§ SHORT EXERCISE
All entries below are to be set down again, identical to the source.

(Dataset excerpts)
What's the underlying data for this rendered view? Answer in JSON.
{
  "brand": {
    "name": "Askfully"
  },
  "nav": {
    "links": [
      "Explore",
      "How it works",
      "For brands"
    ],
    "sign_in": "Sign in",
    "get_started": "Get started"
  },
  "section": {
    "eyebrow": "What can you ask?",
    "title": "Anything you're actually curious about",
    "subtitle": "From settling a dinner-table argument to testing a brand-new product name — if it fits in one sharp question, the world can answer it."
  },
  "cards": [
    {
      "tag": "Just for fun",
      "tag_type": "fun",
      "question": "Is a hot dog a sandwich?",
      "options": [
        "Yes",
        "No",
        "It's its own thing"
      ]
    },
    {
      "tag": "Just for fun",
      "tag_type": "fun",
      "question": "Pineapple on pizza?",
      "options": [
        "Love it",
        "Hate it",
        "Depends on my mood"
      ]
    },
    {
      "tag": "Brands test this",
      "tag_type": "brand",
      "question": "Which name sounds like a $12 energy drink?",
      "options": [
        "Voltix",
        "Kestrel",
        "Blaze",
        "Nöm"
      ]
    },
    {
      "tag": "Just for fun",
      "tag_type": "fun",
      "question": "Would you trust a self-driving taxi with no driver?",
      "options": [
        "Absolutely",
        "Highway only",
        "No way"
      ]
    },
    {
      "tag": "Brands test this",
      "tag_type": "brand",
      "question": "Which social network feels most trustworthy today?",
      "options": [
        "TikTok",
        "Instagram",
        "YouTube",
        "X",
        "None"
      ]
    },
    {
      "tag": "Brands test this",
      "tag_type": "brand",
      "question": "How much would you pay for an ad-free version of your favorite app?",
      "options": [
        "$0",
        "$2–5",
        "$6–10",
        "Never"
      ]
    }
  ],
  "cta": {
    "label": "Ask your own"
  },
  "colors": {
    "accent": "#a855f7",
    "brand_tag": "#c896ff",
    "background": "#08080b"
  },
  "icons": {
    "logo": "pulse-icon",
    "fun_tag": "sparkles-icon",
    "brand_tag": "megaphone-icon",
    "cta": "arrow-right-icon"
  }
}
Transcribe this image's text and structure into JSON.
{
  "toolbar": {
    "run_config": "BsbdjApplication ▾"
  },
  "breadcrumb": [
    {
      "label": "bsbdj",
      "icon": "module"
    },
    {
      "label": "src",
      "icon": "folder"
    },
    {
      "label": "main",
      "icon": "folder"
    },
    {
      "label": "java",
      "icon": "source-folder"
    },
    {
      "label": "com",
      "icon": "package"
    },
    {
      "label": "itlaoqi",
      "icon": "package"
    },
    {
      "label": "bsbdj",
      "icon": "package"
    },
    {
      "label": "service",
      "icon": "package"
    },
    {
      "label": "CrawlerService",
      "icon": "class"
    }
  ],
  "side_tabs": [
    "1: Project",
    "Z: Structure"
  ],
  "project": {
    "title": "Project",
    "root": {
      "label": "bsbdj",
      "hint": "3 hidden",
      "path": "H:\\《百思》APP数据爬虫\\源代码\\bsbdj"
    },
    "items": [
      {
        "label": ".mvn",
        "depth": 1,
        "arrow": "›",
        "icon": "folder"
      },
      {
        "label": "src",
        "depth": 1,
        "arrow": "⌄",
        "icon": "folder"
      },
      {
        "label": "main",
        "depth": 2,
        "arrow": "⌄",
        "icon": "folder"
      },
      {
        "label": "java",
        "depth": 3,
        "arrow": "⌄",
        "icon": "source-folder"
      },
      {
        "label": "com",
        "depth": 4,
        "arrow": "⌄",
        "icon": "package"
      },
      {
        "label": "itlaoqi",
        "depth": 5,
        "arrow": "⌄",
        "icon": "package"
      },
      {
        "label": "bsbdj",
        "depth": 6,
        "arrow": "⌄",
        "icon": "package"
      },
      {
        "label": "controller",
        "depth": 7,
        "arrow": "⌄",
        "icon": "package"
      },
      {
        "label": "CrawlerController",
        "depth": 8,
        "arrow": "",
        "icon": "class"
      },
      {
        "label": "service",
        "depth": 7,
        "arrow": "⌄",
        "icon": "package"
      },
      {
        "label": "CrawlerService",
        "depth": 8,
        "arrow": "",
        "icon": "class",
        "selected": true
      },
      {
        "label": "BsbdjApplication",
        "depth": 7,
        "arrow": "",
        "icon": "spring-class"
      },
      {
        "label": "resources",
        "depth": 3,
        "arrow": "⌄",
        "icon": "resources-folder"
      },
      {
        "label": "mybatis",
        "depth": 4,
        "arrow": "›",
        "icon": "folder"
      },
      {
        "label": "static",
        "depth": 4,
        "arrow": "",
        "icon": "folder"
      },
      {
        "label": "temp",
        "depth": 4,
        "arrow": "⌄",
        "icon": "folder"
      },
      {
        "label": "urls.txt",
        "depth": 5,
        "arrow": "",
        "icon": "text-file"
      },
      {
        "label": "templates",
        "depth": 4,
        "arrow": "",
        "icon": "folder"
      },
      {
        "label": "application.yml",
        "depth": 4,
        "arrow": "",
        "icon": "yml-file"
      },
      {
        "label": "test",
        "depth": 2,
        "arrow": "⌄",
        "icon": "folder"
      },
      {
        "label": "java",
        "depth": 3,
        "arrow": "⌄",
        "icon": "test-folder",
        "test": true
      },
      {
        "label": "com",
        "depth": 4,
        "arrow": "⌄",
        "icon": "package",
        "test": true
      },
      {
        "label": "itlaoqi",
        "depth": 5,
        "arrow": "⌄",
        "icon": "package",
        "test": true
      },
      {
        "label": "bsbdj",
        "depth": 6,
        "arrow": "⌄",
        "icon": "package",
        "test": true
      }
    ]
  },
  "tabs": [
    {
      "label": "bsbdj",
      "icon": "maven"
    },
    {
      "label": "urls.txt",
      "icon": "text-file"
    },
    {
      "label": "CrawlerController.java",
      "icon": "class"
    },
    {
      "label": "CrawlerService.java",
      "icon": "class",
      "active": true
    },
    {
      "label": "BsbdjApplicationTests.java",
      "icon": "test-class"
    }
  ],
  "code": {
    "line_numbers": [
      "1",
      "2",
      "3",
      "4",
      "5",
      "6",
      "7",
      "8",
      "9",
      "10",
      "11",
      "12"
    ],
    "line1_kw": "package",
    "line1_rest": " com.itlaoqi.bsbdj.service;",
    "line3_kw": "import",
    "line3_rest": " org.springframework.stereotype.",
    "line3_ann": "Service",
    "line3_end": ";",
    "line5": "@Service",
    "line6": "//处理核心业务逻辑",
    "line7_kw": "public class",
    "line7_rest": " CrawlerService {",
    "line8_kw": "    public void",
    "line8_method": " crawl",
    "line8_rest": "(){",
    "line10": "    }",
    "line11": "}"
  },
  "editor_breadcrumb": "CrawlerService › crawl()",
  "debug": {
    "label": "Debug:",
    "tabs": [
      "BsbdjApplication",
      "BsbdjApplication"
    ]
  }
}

§ FINISHED TASK
What's the underlying data for this rendered view? Answer in JSON.
{
  "brand": {
    "name": "Askfully"
  },
  "nav": {
    "links": [
      "Explore",
      "How it works",
      "For brands"
    ],
    "sign_in": "Sign in",
    "get_started": "Get started"
  },
  "section": {
    "eyebrow": "What can you ask?",
    "title": "Anything you're actually curious about",
    "subtitle": "From settling a dinner-table argument to testing a brand-new product name — if it fits in one sharp question, the world can answer it."
  },
  "cards": [
    {
      "tag": "Just for fun",
      "tag_type": "fun",
      "question": "Is a hot dog a sandwich?",
      "options": [
        "Yes",
        "No",
        "It's its own thing"
      ]
    },
    {
      "tag": "Just for fun",
      "tag_type": "fun",
      "question": "Pineapple on pizza?",
      "options": [
        "Love it",
        "Hate it",
        "Depends on my mood"
      ]
    },
    {
      "tag": "Brands test this",
      "tag_type": "brand",
      "question": "Which name sounds like a $12 energy drink?",
      "options": [
        "Voltix",
        "Kestrel",
        "Blaze",
        "Nöm"
      ]
    },
    {
      "tag": "Just for fun",
      "tag_type": "fun",
      "question": "Would you trust a self-driving taxi with no driver?",
      "options": [
        "Absolutely",
        "Highway only",
        "No way"
      ]
    },
    {
      "tag": "Brands test this",
      "tag_type": "brand",
      "question": "Which social network feels most trustworthy today?",
      "options": [
        "TikTok",
        "Instagram",
        "YouTube",
        "X",
        "None"
      ]
    },
    {
      "tag": "Brands test this",
      "tag_type": "brand",
      "question": "How much would you pay for an ad-free version of your favorite app?",
      "options": [
        "$0",
        "$2–5",
        "$6–10",
        "Never"
      ]
    }
  ],
  "cta": {
    "label": "Ask your own"
  },
  "colors": {
    "accent": "#a855f7",
    "brand_tag": "#c896ff",
    "background": "#08080b"
  },
  "icons": {
    "logo": "pulse-icon",
    "fun_tag": "sparkles-icon",
    "brand_tag": "megaphone-icon",
    "cta": "arrow-right-icon"
  }
}
Transcribe this image's text and structure into JSON.
{
  "toolbar": {
    "run_config": "BsbdjApplication ▾"
  },
  "breadcrumb": [
    {
      "label": "bsbdj",
      "icon": "module"
    },
    {
      "label": "src",
      "icon": "folder"
    },
    {
      "label": "main",
      "icon": "folder"
    },
    {
      "label": "java",
      "icon": "source-folder"
    },
    {
      "label": "com",
      "icon": "package"
    },
    {
      "label": "itlaoqi",
      "icon": "package"
    },
    {
      "label": "bsbdj",
      "icon": "package"
    },
    {
      "label": "service",
      "icon": "package"
    },
    {
      "label": "CrawlerService",
      "icon": "class"
    }
  ],
  "side_tabs": [
    "1: Project",
    "Z: Structure"
  ],
  "project": {
    "title": "Project",
    "root": {
      "label": "bsbdj",
      "hint": "3 hidden",
      "path": "H:\\《百思》APP数据爬虫\\源代码\\bsbdj"
    },
    "items": [
      {
        "label": ".mvn",
        "depth": 1,
        "arrow": "›",
        "icon": "folder"
      },
      {
        "label": "src",
        "depth": 1,
        "arrow": "⌄",
        "icon": "folder"
      },
      {
        "label": "main",
        "depth": 2,
        "arrow": "⌄",
        "icon": "folder"
      },
      {
        "label": "java",
        "depth": 3,
        "arrow": "⌄",
        "icon": "source-folder"
      },
      {
        "label": "com",
        "depth": 4,
        "arrow": "⌄",
        "icon": "package"
      },
      {
        "label": "itlaoqi",
        "depth": 5,
        "arrow": "⌄",
        "icon": "package"
      },
      {
        "label": "bsbdj",
        "depth": 6,
        "arrow": "⌄",
        "icon": "package"
      },
      {
        "label": "controller",
        "depth": 7,
        "arrow": "⌄",
        "icon": "package"
      },
      {
        "label": "CrawlerController",
        "depth": 8,
        "arrow": "",
        "icon": "class"
      },
      {
        "label": "service",
        "depth": 7,
        "arrow": "⌄",
        "icon": "package"
      },
      {
        "label": "CrawlerService",
        "depth": 8,
        "arrow": "",
        "icon": "class",
        "selected": true
      },
      {
        "label": "BsbdjApplication",
        "depth": 7,
        "arrow": "",
        "icon": "spring-class"
      },
      {
        "label": "resources",
        "depth": 3,
        "arrow": "⌄",
        "icon": "resources-folder"
      },
      {
        "label": "mybatis",
        "depth": 4,
        "arrow": "›",
        "icon": "folder"
      },
      {
        "label": "static",
        "depth": 4,
        "arrow": "",
        "icon": "folder"
      },
      {
        "label": "temp",
        "depth": 4,
        "arrow": "⌄",
        "icon": "folder"
      },
      {
        "label": "urls.txt",
        "depth": 5,
        "arrow": "",
        "icon": "text-file"
      },
      {
        "label": "templates",
        "depth": 4,
        "arrow": "",
        "icon": "folder"
      },
      {
        "label": "application.yml",
        "depth": 4,
        "arrow": "",
        "icon": "yml-file"
      },
      {
        "label": "test",
        "depth": 2,
        "arrow": "⌄",
        "icon": "folder"
      },
      {
        "label": "java",
        "depth": 3,
        "arrow": "⌄",
        "icon": "test-folder",
        "test": true
      },
      {
        "label": "com",
        "depth": 4,
        "arrow": "⌄",
        "icon": "package",
        "test": true
      },
      {
        "label": "itlaoqi",
        "depth": 5,
        "arrow": "⌄",
        "icon": "package",
        "test": true
      },
      {
        "label": "bsbdj",
        "depth": 6,
        "arrow": "⌄",
        "icon": "package",
        "test": true
      }
    ]
  },
  "tabs": [
    {
      "label": "bsbdj",
      "icon": "maven"
    },
    {
      "label": "urls.txt",
      "icon": "text-file"
    },
    {
      "label": "CrawlerController.java",
      "icon": "class"
    },
    {
      "label": "CrawlerService.java",
      "icon": "class",
      "active": true
    },
    {
      "label": "BsbdjApplicationTests.java",
      "icon": "test-class"
    }
  ],
  "code": {
    "line_numbers": [
      "1",
      "2",
      "3",
      "4",
      "5",
      "6",
      "7",
      "8",
      "9",
      "10",
      "11",
      "12"
    ],
    "line1_kw": "package",
    "line1_rest": " com.itlaoqi.bsbdj.service;",
    "line3_kw": "import",
    "line3_rest": " org.springframework.stereotype.",
    "line3_ann": "Service",
    "line3_end": ";",
    "line5": "@Service",
    "line6": "//处理核心业务逻辑",
    "line7_kw": "public class",
    "line7_rest": " CrawlerService {",
    "line8_kw": "    public void",
    "line8_method": " crawl",
    "line8_rest": "(){",
    "line10": "    }",
    "line11": "}"
  },
  "editor_breadcrumb": "CrawlerService › crawl()",
  "debug": {
    "label": "Debug:",
    "tabs": [
      "BsbdjApplication",
      "BsbdjApplication"
    ]
  }
}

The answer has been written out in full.